[Short exercise]:
Output every line below exactly.

(Excerpts from a figure dataset)
* * * * * * *
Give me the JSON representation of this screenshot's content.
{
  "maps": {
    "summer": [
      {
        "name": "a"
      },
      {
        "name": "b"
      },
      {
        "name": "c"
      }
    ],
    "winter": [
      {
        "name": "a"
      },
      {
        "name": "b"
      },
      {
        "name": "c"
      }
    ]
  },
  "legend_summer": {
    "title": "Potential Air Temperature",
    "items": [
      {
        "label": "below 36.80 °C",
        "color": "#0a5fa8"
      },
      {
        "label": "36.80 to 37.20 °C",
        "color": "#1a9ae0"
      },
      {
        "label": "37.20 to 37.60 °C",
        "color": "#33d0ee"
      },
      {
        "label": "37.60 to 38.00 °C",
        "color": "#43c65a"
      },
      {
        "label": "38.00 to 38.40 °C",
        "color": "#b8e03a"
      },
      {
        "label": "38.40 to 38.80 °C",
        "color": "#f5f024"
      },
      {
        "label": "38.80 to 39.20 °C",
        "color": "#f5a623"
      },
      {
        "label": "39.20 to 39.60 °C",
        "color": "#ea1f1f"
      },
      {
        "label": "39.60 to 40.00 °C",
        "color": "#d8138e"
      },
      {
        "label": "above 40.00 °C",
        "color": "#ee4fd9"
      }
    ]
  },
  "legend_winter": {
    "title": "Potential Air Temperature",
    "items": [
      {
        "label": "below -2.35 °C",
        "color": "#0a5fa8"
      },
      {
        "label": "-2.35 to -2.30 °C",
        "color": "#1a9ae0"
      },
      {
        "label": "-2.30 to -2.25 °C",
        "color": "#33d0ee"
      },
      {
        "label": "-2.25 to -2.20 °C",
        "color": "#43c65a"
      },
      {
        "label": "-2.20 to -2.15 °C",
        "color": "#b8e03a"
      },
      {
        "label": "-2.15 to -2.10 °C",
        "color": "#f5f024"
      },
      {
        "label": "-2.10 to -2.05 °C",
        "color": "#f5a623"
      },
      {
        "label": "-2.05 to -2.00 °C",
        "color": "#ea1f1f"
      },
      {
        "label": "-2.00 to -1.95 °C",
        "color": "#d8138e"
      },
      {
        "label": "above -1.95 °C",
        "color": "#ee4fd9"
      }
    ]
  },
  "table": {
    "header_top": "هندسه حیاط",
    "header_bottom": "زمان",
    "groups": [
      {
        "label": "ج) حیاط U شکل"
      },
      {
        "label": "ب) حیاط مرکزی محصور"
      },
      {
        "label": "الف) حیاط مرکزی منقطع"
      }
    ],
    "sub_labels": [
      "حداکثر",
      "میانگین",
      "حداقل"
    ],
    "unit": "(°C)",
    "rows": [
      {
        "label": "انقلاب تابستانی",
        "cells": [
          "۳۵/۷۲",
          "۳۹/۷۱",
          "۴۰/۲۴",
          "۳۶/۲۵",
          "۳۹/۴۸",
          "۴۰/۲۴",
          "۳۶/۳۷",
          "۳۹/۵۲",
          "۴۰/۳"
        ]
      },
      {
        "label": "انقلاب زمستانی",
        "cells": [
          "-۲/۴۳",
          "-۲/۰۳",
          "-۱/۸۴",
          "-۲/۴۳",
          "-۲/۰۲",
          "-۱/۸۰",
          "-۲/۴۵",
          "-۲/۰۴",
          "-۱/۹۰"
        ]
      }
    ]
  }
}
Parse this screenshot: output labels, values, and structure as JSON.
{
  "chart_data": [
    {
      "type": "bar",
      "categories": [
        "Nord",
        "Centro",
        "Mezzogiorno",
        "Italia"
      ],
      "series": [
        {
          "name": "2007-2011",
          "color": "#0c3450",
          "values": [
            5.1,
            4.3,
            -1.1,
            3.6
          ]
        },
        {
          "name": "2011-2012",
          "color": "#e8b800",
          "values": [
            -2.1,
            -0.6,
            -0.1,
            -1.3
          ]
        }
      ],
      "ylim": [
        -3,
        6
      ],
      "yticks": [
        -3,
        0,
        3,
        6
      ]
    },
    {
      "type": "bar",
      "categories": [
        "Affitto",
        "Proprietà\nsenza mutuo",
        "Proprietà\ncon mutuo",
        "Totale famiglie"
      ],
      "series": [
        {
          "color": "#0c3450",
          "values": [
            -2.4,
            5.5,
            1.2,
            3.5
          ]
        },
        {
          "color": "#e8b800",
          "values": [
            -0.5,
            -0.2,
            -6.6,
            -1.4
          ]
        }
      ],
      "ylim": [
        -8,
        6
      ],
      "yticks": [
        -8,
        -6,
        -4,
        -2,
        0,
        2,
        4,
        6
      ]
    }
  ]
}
* * * * * * *
[Result of this task]:
Give me the JSON representation of this screenshot's content.
{
  "maps": {
    "summer": [
      {
        "name": "a"
      },
      {
        "name": "b"
      },
      {
        "name": "c"
      }
    ],
    "winter": [
      {
        "name": "a"
      },
      {
        "name": "b"
      },
      {
        "name": "c"
      }
    ]
  },
  "legend_summer": {
    "title": "Potential Air Temperature",
    "items": [
      {
        "label": "below 36.80 °C",
        "color": "#0a5fa8"
      },
      {
        "label": "36.80 to 37.20 °C",
        "color": "#1a9ae0"
      },
      {
        "label": "37.20 to 37.60 °C",
        "color": "#33d0ee"
      },
      {
        "label": "37.60 to 38.00 °C",
        "color": "#43c65a"
      },
      {
        "label": "38.00 to 38.40 °C",
        "color": "#b8e03a"
      },
      {
        "label": "38.40 to 38.80 °C",
        "color": "#f5f024"
      },
      {
        "label": "38.80 to 39.20 °C",
        "color": "#f5a623"
      },
      {
        "label": "39.20 to 39.60 °C",
        "color": "#ea1f1f"
      },
      {
        "label": "39.60 to 40.00 °C",
        "color": "#d8138e"
      },
      {
        "label": "above 40.00 °C",
        "color": "#ee4fd9"
      }
    ]
  },
  "legend_winter": {
    "title": "Potential Air Temperature",
    "items": [
      {
        "label": "below -2.35 °C",
        "color": "#0a5fa8"
      },
      {
        "label": "-2.35 to -2.30 °C",
        "color": "#1a9ae0"
      },
      {
        "label": "-2.30 to -2.25 °C",
        "color": "#33d0ee"
      },
      {
        "label": "-2.25 to -2.20 °C",
        "color": "#43c65a"
      },
      {
        "label": "-2.20 to -2.15 °C",
        "color": "#b8e03a"
      },
      {
        "label": "-2.15 to -2.10 °C",
        "color": "#f5f024"
      },
      {
        "label": "-2.10 to -2.05 °C",
        "color": "#f5a623"
      },
      {
        "label": "-2.05 to -2.00 °C",
        "color": "#ea1f1f"
      },
      {
        "label": "-2.00 to -1.95 °C",
        "color": "#d8138e"
      },
      {
        "label": "above -1.95 °C",
        "color": "#ee4fd9"
      }
    ]
  },
  "table": {
    "header_top": "هندسه حیاط",
    "header_bottom": "زمان",
    "groups": [
      {
        "label": "ج) حیاط U شکل"
      },
      {
        "label": "ب) حیاط مرکزی محصور"
      },
      {
        "label": "الف) حیاط مرکزی منقطع"
      }
    ],
    "sub_labels": [
      "حداکثر",
      "میانگین",
      "حداقل"
    ],
    "unit": "(°C)",
    "rows": [
      {
        "label": "انقلاب تابستانی",
        "cells": [
          "۳۵/۷۲",
          "۳۹/۷۱",
          "۴۰/۲۴",
          "۳۶/۲۵",
          "۳۹/۴۸",
          "۴۰/۲۴",
          "۳۶/۳۷",
          "۳۹/۵۲",
          "۴۰/۳"
        ]
      },
      {
        "label": "انقلاب زمستانی",
        "cells": [
          "-۲/۴۳",
          "-۲/۰۳",
          "-۱/۸۴",
          "-۲/۴۳",
          "-۲/۰۲",
          "-۱/۸۰",
          "-۲/۴۵",
          "-۲/۰۴",
          "-۱/۹۰"
        ]
      }
    ]
  }
}
Parse this screenshot: output labels, values, and structure as JSON.
{
  "chart_data": [
    {
      "type": "bar",
      "categories": [
        "Nord",
        "Centro",
        "Mezzogiorno",
        "Italia"
      ],
      "series": [
        {
          "name": "2007-2011",
          "color": "#0c3450",
          "values": [
            5.1,
            4.3,
            -1.1,
            3.6
          ]
        },
        {
          "name": "2011-2012",
          "color": "#e8b800",
          "values": [
            -2.1,
            -0.6,
            -0.1,
            -1.3
          ]
        }
      ],
      "ylim": [
        -3,
        6
      ],
      "yticks": [
        -3,
        0,
        3,
        6
      ]
    },
    {
      "type": "bar",
      "categories": [
        "Affitto",
        "Proprietà\nsenza mutuo",
        "Proprietà\ncon mutuo",
        "Totale famiglie"
      ],
      "series": [
        {
          "color": "#0c3450",
          "values": [
            -2.4,
            5.5,
            1.2,
            3.5
          ]
        },
        {
          "color": "#e8b800",
          "values": [
            -0.5,
            -0.2,
            -6.6,
            -1.4
          ]
        }
      ],
      "ylim": [
        -8,
        6
      ],
      "yticks": [
        -8,
        -6,
        -4,
        -2,
        0,
        2,
        4,
        6
      ]
    }
  ]
}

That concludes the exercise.